Filter out everything except lines holding "基础资料".

### [Data extract]
====

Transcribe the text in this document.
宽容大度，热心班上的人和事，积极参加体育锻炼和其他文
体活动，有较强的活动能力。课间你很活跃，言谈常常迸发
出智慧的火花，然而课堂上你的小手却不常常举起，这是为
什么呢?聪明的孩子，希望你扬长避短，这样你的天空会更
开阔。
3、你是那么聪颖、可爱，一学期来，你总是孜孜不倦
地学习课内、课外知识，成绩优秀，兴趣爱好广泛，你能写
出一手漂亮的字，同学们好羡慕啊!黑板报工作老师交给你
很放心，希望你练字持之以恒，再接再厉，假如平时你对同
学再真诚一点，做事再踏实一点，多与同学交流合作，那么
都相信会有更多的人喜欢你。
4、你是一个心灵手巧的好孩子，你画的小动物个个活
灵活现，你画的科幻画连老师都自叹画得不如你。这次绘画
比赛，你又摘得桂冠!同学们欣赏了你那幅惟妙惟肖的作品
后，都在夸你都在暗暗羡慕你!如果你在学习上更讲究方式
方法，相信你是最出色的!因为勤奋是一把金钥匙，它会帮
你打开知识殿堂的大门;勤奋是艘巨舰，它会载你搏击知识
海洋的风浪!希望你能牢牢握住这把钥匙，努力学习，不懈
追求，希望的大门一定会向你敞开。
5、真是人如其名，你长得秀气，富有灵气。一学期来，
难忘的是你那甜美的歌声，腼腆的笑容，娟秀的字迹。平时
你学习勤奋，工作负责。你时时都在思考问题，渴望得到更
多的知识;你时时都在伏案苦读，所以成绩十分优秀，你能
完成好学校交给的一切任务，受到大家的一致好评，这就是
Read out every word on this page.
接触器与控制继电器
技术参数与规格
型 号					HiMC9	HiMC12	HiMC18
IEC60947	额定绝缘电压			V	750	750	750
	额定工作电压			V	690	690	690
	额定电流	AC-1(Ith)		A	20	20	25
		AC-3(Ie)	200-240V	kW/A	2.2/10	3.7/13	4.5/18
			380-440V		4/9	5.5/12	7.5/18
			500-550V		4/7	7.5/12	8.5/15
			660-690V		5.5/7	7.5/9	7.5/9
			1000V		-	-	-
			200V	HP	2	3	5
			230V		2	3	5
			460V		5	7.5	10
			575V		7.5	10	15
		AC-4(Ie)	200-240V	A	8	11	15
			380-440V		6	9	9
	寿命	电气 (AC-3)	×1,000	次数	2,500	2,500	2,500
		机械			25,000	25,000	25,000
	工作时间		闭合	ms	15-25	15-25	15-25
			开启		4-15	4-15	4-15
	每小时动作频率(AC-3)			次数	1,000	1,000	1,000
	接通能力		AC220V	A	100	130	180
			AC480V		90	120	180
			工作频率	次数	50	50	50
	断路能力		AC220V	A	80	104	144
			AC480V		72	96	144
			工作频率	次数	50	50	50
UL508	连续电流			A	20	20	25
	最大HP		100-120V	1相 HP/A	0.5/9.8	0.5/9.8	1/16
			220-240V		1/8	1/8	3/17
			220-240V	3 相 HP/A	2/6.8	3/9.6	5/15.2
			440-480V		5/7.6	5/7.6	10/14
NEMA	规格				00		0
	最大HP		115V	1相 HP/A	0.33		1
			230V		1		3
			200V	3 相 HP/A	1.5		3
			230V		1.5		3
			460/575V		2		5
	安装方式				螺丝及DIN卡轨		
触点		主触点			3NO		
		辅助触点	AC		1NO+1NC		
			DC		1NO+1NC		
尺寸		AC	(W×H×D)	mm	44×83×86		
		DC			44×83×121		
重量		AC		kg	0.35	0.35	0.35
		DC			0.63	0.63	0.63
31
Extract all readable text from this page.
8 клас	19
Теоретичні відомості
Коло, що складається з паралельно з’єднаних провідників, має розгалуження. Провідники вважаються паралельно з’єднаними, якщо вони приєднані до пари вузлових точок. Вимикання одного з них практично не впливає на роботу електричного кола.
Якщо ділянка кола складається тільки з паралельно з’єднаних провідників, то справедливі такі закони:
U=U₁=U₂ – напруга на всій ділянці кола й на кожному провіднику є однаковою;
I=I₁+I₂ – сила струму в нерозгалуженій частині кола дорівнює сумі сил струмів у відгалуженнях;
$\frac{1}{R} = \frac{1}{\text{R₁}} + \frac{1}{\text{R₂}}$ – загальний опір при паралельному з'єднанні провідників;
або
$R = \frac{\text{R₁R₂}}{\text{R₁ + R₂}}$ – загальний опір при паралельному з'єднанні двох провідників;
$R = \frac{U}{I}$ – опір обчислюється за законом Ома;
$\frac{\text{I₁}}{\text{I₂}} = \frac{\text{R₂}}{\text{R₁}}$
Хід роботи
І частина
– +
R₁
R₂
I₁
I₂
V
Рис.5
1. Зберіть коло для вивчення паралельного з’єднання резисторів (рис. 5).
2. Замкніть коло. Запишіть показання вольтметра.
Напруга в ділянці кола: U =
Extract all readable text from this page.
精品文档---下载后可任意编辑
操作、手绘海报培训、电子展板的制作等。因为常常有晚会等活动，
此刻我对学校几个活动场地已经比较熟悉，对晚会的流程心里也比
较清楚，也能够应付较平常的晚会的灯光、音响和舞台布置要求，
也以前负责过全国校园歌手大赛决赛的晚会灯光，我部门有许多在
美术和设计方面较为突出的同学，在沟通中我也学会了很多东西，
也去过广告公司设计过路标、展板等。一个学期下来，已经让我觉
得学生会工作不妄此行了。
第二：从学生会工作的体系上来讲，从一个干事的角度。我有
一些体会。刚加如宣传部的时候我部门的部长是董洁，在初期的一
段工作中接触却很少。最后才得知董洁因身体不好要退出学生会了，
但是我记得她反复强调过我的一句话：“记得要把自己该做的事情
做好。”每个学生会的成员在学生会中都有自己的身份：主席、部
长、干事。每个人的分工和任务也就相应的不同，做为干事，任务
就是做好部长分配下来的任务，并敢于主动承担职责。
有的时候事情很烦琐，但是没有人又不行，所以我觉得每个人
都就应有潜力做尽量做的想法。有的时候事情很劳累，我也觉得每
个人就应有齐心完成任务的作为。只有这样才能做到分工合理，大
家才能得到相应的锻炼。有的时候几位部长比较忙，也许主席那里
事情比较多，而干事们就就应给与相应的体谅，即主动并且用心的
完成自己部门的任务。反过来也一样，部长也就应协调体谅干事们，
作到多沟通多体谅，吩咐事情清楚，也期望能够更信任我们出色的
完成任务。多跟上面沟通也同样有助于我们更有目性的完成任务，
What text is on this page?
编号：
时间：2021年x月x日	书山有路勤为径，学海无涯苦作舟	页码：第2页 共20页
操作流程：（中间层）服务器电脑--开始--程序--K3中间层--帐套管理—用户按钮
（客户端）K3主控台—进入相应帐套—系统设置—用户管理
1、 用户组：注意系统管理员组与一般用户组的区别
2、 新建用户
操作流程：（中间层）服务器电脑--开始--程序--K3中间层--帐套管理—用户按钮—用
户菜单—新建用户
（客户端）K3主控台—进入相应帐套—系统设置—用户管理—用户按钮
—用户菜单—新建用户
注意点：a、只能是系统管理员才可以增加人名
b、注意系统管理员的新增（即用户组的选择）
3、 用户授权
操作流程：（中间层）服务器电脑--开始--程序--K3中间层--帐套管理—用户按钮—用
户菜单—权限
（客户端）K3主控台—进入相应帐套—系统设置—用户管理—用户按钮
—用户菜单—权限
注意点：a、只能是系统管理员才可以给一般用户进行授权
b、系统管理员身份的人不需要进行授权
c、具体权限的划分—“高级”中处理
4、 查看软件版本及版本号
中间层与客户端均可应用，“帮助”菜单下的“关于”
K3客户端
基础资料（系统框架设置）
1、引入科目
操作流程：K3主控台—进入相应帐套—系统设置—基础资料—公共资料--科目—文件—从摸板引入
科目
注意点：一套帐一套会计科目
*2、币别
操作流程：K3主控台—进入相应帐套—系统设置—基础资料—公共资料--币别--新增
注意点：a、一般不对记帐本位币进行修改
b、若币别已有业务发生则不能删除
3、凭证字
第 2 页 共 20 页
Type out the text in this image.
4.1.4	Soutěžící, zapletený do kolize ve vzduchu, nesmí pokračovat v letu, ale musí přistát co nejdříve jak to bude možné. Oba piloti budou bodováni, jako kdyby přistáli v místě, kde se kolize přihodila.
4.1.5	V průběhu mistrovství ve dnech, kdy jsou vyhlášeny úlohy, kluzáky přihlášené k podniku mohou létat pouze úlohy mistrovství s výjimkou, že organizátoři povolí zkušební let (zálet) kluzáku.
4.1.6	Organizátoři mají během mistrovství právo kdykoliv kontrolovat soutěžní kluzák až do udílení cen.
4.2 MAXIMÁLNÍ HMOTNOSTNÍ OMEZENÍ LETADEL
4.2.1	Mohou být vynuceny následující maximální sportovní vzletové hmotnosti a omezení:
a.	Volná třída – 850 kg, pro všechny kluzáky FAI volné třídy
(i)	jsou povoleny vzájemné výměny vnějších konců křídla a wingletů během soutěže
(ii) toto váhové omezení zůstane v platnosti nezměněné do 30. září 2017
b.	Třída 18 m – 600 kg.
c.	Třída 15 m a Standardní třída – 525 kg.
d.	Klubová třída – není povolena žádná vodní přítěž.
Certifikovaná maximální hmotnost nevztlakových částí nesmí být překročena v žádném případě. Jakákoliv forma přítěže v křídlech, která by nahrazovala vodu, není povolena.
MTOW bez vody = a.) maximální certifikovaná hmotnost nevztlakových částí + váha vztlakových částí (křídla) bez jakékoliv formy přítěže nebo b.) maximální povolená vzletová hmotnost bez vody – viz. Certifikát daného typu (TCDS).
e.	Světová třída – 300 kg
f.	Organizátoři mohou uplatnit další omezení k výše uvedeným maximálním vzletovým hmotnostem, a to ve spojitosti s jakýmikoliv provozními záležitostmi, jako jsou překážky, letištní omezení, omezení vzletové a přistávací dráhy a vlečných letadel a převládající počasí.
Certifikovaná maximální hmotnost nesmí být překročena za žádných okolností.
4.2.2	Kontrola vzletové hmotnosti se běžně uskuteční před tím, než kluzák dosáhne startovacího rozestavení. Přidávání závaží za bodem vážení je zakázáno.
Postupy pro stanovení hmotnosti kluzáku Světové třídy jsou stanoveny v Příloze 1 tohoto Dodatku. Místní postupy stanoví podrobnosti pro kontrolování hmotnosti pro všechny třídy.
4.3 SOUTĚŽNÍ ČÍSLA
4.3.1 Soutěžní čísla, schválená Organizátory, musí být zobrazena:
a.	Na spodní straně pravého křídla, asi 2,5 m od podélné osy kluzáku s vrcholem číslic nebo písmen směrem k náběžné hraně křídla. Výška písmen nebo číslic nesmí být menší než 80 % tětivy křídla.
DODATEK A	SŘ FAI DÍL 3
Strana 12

====

### [Correct result]
基础资料（系统框架设置）
操作流程：K3主控台—进入相应帐套—系统设置—基础资料—公共资料--科目—文件—从摸板引入
操作流程：K3主控台—进入相应帐套—系统设置—基础资料—公共资料--币别--新增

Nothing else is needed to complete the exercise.